┌──

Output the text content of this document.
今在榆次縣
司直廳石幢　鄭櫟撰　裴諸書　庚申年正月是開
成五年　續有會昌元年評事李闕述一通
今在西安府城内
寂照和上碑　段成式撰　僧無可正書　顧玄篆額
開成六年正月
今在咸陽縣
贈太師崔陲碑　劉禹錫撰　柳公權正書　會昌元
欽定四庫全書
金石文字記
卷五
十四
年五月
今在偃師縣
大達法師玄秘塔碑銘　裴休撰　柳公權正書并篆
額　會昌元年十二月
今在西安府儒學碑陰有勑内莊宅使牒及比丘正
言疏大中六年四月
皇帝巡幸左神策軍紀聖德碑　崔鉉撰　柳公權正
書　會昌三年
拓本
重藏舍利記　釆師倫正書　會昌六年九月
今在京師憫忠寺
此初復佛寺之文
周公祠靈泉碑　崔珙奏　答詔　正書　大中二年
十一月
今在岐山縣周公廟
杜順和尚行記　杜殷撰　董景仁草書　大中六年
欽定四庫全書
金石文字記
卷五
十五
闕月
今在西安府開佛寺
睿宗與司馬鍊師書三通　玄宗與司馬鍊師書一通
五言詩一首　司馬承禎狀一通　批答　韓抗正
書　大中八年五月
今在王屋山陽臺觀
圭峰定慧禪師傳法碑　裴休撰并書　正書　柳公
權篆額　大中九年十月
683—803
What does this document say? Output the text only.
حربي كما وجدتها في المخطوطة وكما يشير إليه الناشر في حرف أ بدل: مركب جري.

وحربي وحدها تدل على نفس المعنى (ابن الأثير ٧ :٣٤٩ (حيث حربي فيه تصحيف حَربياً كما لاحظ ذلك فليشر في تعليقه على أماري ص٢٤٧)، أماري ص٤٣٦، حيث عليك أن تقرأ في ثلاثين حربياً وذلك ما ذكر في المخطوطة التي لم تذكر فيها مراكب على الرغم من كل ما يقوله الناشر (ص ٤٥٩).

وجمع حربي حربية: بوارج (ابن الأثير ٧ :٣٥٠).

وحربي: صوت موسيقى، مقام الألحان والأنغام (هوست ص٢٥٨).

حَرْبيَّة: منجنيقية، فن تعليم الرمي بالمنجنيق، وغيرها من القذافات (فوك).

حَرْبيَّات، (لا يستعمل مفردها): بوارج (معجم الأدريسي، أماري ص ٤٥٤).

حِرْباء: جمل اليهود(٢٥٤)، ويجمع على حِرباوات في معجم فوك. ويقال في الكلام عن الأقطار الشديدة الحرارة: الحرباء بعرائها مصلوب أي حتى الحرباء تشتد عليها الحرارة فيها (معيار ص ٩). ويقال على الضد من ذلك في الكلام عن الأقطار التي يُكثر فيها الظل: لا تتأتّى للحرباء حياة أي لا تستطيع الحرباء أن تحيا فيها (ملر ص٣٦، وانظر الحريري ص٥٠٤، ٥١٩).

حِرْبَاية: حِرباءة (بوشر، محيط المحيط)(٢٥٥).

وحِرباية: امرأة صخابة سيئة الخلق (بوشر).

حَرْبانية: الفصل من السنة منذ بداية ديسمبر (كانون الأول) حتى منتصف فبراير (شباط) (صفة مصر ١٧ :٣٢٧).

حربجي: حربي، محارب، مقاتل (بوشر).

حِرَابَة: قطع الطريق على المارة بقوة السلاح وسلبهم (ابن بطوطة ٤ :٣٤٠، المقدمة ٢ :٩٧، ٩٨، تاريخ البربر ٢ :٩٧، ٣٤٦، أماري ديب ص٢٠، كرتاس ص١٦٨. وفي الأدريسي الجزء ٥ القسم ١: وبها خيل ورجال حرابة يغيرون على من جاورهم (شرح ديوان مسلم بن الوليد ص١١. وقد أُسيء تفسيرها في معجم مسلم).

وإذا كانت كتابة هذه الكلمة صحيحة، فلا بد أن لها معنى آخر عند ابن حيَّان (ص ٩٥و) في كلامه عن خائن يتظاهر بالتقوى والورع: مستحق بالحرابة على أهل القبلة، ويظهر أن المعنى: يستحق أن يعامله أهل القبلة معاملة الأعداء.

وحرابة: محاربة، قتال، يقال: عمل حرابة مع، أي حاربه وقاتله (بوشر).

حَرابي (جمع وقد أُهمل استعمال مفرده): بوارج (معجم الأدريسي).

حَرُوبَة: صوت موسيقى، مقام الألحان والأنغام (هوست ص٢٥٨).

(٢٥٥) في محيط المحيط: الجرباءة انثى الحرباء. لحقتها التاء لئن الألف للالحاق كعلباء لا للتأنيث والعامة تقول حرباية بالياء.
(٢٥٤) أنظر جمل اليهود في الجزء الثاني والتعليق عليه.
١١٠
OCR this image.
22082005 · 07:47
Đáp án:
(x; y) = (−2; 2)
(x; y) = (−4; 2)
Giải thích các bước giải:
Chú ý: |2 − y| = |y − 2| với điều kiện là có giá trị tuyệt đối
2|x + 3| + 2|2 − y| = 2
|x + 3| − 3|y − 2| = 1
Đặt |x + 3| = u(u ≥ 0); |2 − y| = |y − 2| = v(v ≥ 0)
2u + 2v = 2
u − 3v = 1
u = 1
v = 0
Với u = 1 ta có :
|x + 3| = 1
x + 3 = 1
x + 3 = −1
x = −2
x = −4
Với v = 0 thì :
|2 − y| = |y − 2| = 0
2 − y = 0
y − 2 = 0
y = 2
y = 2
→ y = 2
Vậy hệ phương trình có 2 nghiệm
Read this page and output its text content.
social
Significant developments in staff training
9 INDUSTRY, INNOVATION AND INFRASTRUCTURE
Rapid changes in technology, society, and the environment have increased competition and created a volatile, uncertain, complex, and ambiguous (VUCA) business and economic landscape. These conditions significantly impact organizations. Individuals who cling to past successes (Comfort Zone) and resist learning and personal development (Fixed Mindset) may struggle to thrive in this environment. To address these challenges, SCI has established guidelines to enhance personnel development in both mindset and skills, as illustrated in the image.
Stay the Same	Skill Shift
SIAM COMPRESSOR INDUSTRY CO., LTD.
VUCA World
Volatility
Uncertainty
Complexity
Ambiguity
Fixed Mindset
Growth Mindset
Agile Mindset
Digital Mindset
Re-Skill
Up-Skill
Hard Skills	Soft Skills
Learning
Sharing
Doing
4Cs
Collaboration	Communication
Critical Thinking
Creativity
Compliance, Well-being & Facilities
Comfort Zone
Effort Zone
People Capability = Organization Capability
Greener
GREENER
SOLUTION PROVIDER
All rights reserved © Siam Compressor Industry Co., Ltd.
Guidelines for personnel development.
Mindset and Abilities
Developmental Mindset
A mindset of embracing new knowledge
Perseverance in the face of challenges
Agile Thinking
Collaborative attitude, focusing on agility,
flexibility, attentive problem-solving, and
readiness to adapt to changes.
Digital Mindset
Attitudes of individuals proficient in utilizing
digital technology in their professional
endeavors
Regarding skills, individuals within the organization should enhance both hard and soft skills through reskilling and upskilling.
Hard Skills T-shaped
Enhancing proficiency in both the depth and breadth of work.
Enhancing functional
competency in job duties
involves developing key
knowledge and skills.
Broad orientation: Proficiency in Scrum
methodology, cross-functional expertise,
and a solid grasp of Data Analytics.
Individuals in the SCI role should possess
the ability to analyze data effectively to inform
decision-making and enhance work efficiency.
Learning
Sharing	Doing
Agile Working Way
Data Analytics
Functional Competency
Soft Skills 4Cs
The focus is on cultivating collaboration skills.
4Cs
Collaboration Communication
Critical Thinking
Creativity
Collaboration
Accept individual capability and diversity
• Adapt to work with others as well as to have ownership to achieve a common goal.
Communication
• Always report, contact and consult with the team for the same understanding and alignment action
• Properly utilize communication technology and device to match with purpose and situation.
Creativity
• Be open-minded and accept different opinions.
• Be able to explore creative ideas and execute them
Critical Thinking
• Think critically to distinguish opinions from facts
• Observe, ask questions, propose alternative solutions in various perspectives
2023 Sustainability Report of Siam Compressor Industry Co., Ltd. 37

└──

* [TASK BRIEF] Gather from the records above every line containing the string "بوشر".

* [CORRECT ANSWER]
حِرْبَاية: حِرباءة (بوشر، محيط المحيط)(٢٥٥).
وحِرباية: امرأة صخابة سيئة الخلق (بوشر).
حربجي: حربي، محارب، مقاتل (بوشر).
وحرابة: محاربة، قتال، يقال: عمل حرابة مع، أي حاربه وقاتله (بوشر).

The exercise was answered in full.